• [Record excerpts]:
— begin —
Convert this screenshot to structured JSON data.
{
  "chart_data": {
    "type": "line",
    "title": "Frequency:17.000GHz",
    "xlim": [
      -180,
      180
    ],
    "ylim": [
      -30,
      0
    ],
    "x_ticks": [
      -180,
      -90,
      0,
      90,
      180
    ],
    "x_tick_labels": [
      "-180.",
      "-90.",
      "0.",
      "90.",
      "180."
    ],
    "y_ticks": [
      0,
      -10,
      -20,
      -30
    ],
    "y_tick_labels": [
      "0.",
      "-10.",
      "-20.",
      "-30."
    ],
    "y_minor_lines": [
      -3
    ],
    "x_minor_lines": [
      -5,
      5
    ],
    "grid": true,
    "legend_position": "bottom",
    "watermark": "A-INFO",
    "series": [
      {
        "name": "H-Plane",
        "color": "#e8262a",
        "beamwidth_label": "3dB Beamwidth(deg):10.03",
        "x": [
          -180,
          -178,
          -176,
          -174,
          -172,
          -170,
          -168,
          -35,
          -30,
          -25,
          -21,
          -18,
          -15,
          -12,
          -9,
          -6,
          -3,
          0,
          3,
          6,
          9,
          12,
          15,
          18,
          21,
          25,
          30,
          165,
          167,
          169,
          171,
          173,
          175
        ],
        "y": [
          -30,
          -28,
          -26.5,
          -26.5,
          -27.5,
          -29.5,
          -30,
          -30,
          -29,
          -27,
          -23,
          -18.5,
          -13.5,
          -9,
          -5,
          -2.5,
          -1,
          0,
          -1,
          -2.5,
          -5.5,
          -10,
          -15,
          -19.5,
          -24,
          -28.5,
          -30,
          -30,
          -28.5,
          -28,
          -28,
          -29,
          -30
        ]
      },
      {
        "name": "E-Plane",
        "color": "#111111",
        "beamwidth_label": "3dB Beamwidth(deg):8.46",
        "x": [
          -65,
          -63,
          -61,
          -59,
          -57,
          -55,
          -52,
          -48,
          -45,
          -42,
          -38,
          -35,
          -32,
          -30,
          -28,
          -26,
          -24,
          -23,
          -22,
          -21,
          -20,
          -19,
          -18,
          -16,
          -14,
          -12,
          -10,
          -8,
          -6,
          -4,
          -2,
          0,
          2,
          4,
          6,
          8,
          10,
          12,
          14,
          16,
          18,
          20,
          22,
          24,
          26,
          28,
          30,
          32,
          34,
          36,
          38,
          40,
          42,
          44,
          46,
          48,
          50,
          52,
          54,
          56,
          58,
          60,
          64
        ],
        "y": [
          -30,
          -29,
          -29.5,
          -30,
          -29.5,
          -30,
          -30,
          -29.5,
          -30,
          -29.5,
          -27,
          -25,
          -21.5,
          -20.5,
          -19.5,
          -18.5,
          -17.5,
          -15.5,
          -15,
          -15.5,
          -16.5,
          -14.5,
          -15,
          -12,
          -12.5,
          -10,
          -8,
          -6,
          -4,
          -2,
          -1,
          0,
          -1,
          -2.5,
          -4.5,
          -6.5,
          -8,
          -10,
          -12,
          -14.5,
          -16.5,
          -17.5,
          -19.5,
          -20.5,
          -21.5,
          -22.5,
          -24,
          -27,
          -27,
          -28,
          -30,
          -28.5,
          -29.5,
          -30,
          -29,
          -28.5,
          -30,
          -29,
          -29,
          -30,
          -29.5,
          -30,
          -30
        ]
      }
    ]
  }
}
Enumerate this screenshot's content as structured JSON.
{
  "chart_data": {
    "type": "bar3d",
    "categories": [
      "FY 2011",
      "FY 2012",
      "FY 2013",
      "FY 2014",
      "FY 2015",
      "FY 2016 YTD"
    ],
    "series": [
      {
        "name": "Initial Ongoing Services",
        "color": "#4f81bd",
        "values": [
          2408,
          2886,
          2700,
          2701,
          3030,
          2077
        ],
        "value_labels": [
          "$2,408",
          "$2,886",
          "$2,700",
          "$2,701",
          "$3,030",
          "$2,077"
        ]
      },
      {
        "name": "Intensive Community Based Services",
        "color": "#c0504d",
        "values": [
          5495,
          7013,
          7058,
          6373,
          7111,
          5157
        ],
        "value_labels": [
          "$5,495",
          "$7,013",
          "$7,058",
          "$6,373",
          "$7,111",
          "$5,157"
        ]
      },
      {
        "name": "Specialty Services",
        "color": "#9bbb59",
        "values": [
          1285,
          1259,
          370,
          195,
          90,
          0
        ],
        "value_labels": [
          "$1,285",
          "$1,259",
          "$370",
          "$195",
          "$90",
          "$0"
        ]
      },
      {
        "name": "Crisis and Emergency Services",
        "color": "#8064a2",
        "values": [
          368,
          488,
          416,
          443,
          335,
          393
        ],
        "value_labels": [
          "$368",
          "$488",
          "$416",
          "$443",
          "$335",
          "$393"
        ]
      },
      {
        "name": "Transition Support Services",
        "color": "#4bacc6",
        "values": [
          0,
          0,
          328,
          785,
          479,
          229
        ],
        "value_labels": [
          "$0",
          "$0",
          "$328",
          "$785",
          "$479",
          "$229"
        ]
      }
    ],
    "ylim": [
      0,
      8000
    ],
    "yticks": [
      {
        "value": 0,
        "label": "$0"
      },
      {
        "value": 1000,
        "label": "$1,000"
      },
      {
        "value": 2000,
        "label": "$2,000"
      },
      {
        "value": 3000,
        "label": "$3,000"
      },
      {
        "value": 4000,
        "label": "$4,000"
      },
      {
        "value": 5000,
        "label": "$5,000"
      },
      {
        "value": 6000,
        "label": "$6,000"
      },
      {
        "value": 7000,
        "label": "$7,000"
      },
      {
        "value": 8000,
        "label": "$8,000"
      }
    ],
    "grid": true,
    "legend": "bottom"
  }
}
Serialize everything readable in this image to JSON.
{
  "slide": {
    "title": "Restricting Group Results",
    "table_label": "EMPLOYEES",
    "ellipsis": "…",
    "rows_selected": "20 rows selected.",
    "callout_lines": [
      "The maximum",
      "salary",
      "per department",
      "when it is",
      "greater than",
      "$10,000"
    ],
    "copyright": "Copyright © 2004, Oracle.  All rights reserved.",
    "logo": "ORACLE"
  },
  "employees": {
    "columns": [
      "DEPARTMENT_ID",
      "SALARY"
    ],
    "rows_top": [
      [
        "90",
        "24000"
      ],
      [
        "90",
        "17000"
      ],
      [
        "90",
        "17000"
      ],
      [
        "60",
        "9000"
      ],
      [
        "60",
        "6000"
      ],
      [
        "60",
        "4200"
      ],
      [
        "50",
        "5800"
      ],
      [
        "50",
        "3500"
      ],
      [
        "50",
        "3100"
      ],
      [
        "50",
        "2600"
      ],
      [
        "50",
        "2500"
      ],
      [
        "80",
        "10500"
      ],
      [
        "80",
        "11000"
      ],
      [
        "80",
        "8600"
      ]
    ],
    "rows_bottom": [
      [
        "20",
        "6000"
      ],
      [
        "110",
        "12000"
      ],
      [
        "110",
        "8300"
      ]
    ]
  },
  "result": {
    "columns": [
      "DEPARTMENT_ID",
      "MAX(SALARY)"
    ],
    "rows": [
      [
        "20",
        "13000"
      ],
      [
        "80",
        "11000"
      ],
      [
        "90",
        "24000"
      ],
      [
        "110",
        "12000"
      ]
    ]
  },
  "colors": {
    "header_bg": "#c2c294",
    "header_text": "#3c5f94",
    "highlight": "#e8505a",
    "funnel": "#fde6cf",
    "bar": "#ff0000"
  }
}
— end —
• [To do]:
Return the entries above exactly as they appear.

• [Response to this exercise]:
Convert this screenshot to structured JSON data.
{
  "chart_data": {
    "type": "line",
    "title": "Frequency:17.000GHz",
    "xlim": [
      -180,
      180
    ],
    "ylim": [
      -30,
      0
    ],
    "x_ticks": [
      -180,
      -90,
      0,
      90,
      180
    ],
    "x_tick_labels": [
      "-180.",
      "-90.",
      "0.",
      "90.",
      "180."
    ],
    "y_ticks": [
      0,
      -10,
      -20,
      -30
    ],
    "y_tick_labels": [
      "0.",
      "-10.",
      "-20.",
      "-30."
    ],
    "y_minor_lines": [
      -3
    ],
    "x_minor_lines": [
      -5,
      5
    ],
    "grid": true,
    "legend_position": "bottom",
    "watermark": "A-INFO",
    "series": [
      {
        "name": "H-Plane",
        "color": "#e8262a",
        "beamwidth_label": "3dB Beamwidth(deg):10.03",
        "x": [
          -180,
          -178,
          -176,
          -174,
          -172,
          -170,
          -168,
          -35,
          -30,
          -25,
          -21,
          -18,
          -15,
          -12,
          -9,
          -6,
          -3,
          0,
          3,
          6,
          9,
          12,
          15,
          18,
          21,
          25,
          30,
          165,
          167,
          169,
          171,
          173,
          175
        ],
        "y": [
          -30,
          -28,
          -26.5,
          -26.5,
          -27.5,
          -29.5,
          -30,
          -30,
          -29,
          -27,
          -23,
          -18.5,
          -13.5,
          -9,
          -5,
          -2.5,
          -1,
          0,
          -1,
          -2.5,
          -5.5,
          -10,
          -15,
          -19.5,
          -24,
          -28.5,
          -30,
          -30,
          -28.5,
          -28,
          -28,
          -29,
          -30
        ]
      },
      {
        "name": "E-Plane",
        "color": "#111111",
        "beamwidth_label": "3dB Beamwidth(deg):8.46",
        "x": [
          -65,
          -63,
          -61,
          -59,
          -57,
          -55,
          -52,
          -48,
          -45,
          -42,
          -38,
          -35,
          -32,
          -30,
          -28,
          -26,
          -24,
          -23,
          -22,
          -21,
          -20,
          -19,
          -18,
          -16,
          -14,
          -12,
          -10,
          -8,
          -6,
          -4,
          -2,
          0,
          2,
          4,
          6,
          8,
          10,
          12,
          14,
          16,
          18,
          20,
          22,
          24,
          26,
          28,
          30,
          32,
          34,
          36,
          38,
          40,
          42,
          44,
          46,
          48,
          50,
          52,
          54,
          56,
          58,
          60,
          64
        ],
        "y": [
          -30,
          -29,
          -29.5,
          -30,
          -29.5,
          -30,
          -30,
          -29.5,
          -30,
          -29.5,
          -27,
          -25,
          -21.5,
          -20.5,
          -19.5,
          -18.5,
          -17.5,
          -15.5,
          -15,
          -15.5,
          -16.5,
          -14.5,
          -15,
          -12,
          -12.5,
          -10,
          -8,
          -6,
          -4,
          -2,
          -1,
          0,
          -1,
          -2.5,
          -4.5,
          -6.5,
          -8,
          -10,
          -12,
          -14.5,
          -16.5,
          -17.5,
          -19.5,
          -20.5,
          -21.5,
          -22.5,
          -24,
          -27,
          -27,
          -28,
          -30,
          -28.5,
          -29.5,
          -30,
          -29,
          -28.5,
          -30,
          -29,
          -29,
          -30,
          -29.5,
          -30,
          -30
        ]
      }
    ]
  }
}
Enumerate this screenshot's content as structured JSON.
{
  "chart_data": {
    "type": "bar3d",
    "categories": [
      "FY 2011",
      "FY 2012",
      "FY 2013",
      "FY 2014",
      "FY 2015",
      "FY 2016 YTD"
    ],
    "series": [
      {
        "name": "Initial Ongoing Services",
        "color": "#4f81bd",
        "values": [
          2408,
          2886,
          2700,
          2701,
          3030,
          2077
        ],
        "value_labels": [
          "$2,408",
          "$2,886",
          "$2,700",
          "$2,701",
          "$3,030",
          "$2,077"
        ]
      },
      {
        "name": "Intensive Community Based Services",
        "color": "#c0504d",
        "values": [
          5495,
          7013,
          7058,
          6373,
          7111,
          5157
        ],
        "value_labels": [
          "$5,495",
          "$7,013",
          "$7,058",
          "$6,373",
          "$7,111",
          "$5,157"
        ]
      },
      {
        "name": "Specialty Services",
        "color": "#9bbb59",
        "values": [
          1285,
          1259,
          370,
          195,
          90,
          0
        ],
        "value_labels": [
          "$1,285",
          "$1,259",
          "$370",
          "$195",
          "$90",
          "$0"
        ]
      },
      {
        "name": "Crisis and Emergency Services",
        "color": "#8064a2",
        "values": [
          368,
          488,
          416,
          443,
          335,
          393
        ],
        "value_labels": [
          "$368",
          "$488",
          "$416",
          "$443",
          "$335",
          "$393"
        ]
      },
      {
        "name": "Transition Support Services",
        "color": "#4bacc6",
        "values": [
          0,
          0,
          328,
          785,
          479,
          229
        ],
        "value_labels": [
          "$0",
          "$0",
          "$328",
          "$785",
          "$479",
          "$229"
        ]
      }
    ],
    "ylim": [
      0,
      8000
    ],
    "yticks": [
      {
        "value": 0,
        "label": "$0"
      },
      {
        "value": 1000,
        "label": "$1,000"
      },
      {
        "value": 2000,
        "label": "$2,000"
      },
      {
        "value": 3000,
        "label": "$3,000"
      },
      {
        "value": 4000,
        "label": "$4,000"
      },
      {
        "value": 5000,
        "label": "$5,000"
      },
      {
        "value": 6000,
        "label": "$6,000"
      },
      {
        "value": 7000,
        "label": "$7,000"
      },
      {
        "value": 8000,
        "label": "$8,000"
      }
    ],
    "grid": true,
    "legend": "bottom"
  }
}
Serialize everything readable in this image to JSON.
{
  "slide": {
    "title": "Restricting Group Results",
    "table_label": "EMPLOYEES",
    "ellipsis": "…",
    "rows_selected": "20 rows selected.",
    "callout_lines": [
      "The maximum",
      "salary",
      "per department",
      "when it is",
      "greater than",
      "$10,000"
    ],
    "copyright": "Copyright © 2004, Oracle.  All rights reserved.",
    "logo": "ORACLE"
  },
  "employees": {
    "columns": [
      "DEPARTMENT_ID",
      "SALARY"
    ],
    "rows_top": [
      [
        "90",
        "24000"
      ],
      [
        "90",
        "17000"
      ],
      [
        "90",
        "17000"
      ],
      [
        "60",
        "9000"
      ],
      [
        "60",
        "6000"
      ],
      [
        "60",
        "4200"
      ],
      [
        "50",
        "5800"
      ],
      [
        "50",
        "3500"
      ],
      [
        "50",
        "3100"
      ],
      [
        "50",
        "2600"
      ],
      [
        "50",
        "2500"
      ],
      [
        "80",
        "10500"
      ],
      [
        "80",
        "11000"
      ],
      [
        "80",
        "8600"
      ]
    ],
    "rows_bottom": [
      [
        "20",
        "6000"
      ],
      [
        "110",
        "12000"
      ],
      [
        "110",
        "8300"
      ]
    ]
  },
  "result": {
    "columns": [
      "DEPARTMENT_ID",
      "MAX(SALARY)"
    ],
    "rows": [
      [
        "20",
        "13000"
      ],
      [
        "80",
        "11000"
      ],
      [
        "90",
        "24000"
      ],
      [
        "110",
        "12000"
      ]
    ]
  },
  "colors": {
    "header_bg": "#c2c294",
    "header_text": "#3c5f94",
    "highlight": "#e8505a",
    "funnel": "#fde6cf",
    "bar": "#ff0000"
  }
}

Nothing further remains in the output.